:: SOURCE DATA ::

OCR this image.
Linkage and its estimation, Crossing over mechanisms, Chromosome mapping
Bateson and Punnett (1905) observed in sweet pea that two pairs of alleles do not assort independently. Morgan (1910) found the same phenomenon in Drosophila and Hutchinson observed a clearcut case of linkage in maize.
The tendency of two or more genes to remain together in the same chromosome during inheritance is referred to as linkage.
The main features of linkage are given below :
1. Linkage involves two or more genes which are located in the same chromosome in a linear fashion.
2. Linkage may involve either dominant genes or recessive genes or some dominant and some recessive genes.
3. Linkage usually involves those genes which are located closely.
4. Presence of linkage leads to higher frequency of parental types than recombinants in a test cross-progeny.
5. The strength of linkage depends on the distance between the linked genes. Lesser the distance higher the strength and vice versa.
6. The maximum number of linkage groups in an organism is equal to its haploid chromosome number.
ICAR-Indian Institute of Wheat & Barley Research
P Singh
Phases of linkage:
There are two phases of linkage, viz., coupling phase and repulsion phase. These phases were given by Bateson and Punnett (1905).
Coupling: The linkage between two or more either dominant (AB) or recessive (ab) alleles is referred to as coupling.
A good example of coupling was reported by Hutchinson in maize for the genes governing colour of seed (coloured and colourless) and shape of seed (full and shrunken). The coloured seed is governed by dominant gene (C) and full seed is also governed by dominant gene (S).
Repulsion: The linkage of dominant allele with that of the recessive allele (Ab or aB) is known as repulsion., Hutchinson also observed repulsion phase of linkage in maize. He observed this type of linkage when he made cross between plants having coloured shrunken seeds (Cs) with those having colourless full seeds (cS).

:::

#### EXERCISE OBJECTIVE
Set every record down again, exactly as given.

#### RESULT
OCR this image.
Linkage and its estimation, Crossing over mechanisms, Chromosome mapping
Bateson and Punnett (1905) observed in sweet pea that two pairs of alleles do not assort independently. Morgan (1910) found the same phenomenon in Drosophila and Hutchinson observed a clearcut case of linkage in maize.
The tendency of two or more genes to remain together in the same chromosome during inheritance is referred to as linkage.
The main features of linkage are given below :
1. Linkage involves two or more genes which are located in the same chromosome in a linear fashion.
2. Linkage may involve either dominant genes or recessive genes or some dominant and some recessive genes.
3. Linkage usually involves those genes which are located closely.
4. Presence of linkage leads to higher frequency of parental types than recombinants in a test cross-progeny.
5. The strength of linkage depends on the distance between the linked genes. Lesser the distance higher the strength and vice versa.
6. The maximum number of linkage groups in an organism is equal to its haploid chromosome number.
ICAR-Indian Institute of Wheat & Barley Research
P Singh
Phases of linkage:
There are two phases of linkage, viz., coupling phase and repulsion phase. These phases were given by Bateson and Punnett (1905).
Coupling: The linkage between two or more either dominant (AB) or recessive (ab) alleles is referred to as coupling.
A good example of coupling was reported by Hutchinson in maize for the genes governing colour of seed (coloured and colourless) and shape of seed (full and shrunken). The coloured seed is governed by dominant gene (C) and full seed is also governed by dominant gene (S).
Repulsion: The linkage of dominant allele with that of the recessive allele (Ab or aB) is known as repulsion., Hutchinson also observed repulsion phase of linkage in maize. He observed this type of linkage when he made cross between plants having coloured shrunken seeds (Cs) with those having colourless full seeds (cS).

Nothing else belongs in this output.